_Exercise materials_:
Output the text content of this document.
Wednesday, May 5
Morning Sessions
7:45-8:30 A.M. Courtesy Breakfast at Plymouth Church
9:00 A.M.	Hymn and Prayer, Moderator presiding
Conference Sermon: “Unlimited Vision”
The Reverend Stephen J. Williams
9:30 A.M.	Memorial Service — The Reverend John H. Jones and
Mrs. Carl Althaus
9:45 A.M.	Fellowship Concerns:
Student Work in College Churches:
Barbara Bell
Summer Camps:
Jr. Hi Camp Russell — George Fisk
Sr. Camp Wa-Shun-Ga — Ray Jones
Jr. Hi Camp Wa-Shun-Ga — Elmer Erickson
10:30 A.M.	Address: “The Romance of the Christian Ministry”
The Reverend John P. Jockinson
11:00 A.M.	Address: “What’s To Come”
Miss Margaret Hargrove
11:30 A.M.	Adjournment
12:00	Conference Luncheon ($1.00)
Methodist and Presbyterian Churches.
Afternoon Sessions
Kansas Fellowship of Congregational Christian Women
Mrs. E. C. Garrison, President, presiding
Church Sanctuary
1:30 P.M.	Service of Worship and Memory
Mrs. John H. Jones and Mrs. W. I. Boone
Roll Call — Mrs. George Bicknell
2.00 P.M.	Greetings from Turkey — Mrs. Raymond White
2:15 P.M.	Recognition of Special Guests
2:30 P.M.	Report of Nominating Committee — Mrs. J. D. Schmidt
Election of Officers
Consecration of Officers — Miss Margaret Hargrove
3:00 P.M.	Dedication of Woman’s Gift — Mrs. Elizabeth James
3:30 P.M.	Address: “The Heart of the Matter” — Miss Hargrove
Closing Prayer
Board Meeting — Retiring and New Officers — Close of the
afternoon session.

_Your instructions_:
Write out every line of the material again, exactly as it reads.

_Right answer_:
Output the text content of this document.
Wednesday, May 5
Morning Sessions
7:45-8:30 A.M. Courtesy Breakfast at Plymouth Church
9:00 A.M.	Hymn and Prayer, Moderator presiding
Conference Sermon: “Unlimited Vision”
The Reverend Stephen J. Williams
9:30 A.M.	Memorial Service — The Reverend John H. Jones and
Mrs. Carl Althaus
9:45 A.M.	Fellowship Concerns:
Student Work in College Churches:
Barbara Bell
Summer Camps:
Jr. Hi Camp Russell — George Fisk
Sr. Camp Wa-Shun-Ga — Ray Jones
Jr. Hi Camp Wa-Shun-Ga — Elmer Erickson
10:30 A.M.	Address: “The Romance of the Christian Ministry”
The Reverend John P. Jockinson
11:00 A.M.	Address: “What’s To Come”
Miss Margaret Hargrove
11:30 A.M.	Adjournment
12:00	Conference Luncheon ($1.00)
Methodist and Presbyterian Churches.
Afternoon Sessions
Kansas Fellowship of Congregational Christian Women
Mrs. E. C. Garrison, President, presiding
Church Sanctuary
1:30 P.M.	Service of Worship and Memory
Mrs. John H. Jones and Mrs. W. I. Boone
Roll Call — Mrs. George Bicknell
2.00 P.M.	Greetings from Turkey — Mrs. Raymond White
2:15 P.M.	Recognition of Special Guests
2:30 P.M.	Report of Nominating Committee — Mrs. J. D. Schmidt
Election of Officers
Consecration of Officers — Miss Margaret Hargrove
3:00 P.M.	Dedication of Woman’s Gift — Mrs. Elizabeth James
3:30 P.M.	Address: “The Heart of the Matter” — Miss Hargrove
Closing Prayer
Board Meeting — Retiring and New Officers — Close of the
afternoon session.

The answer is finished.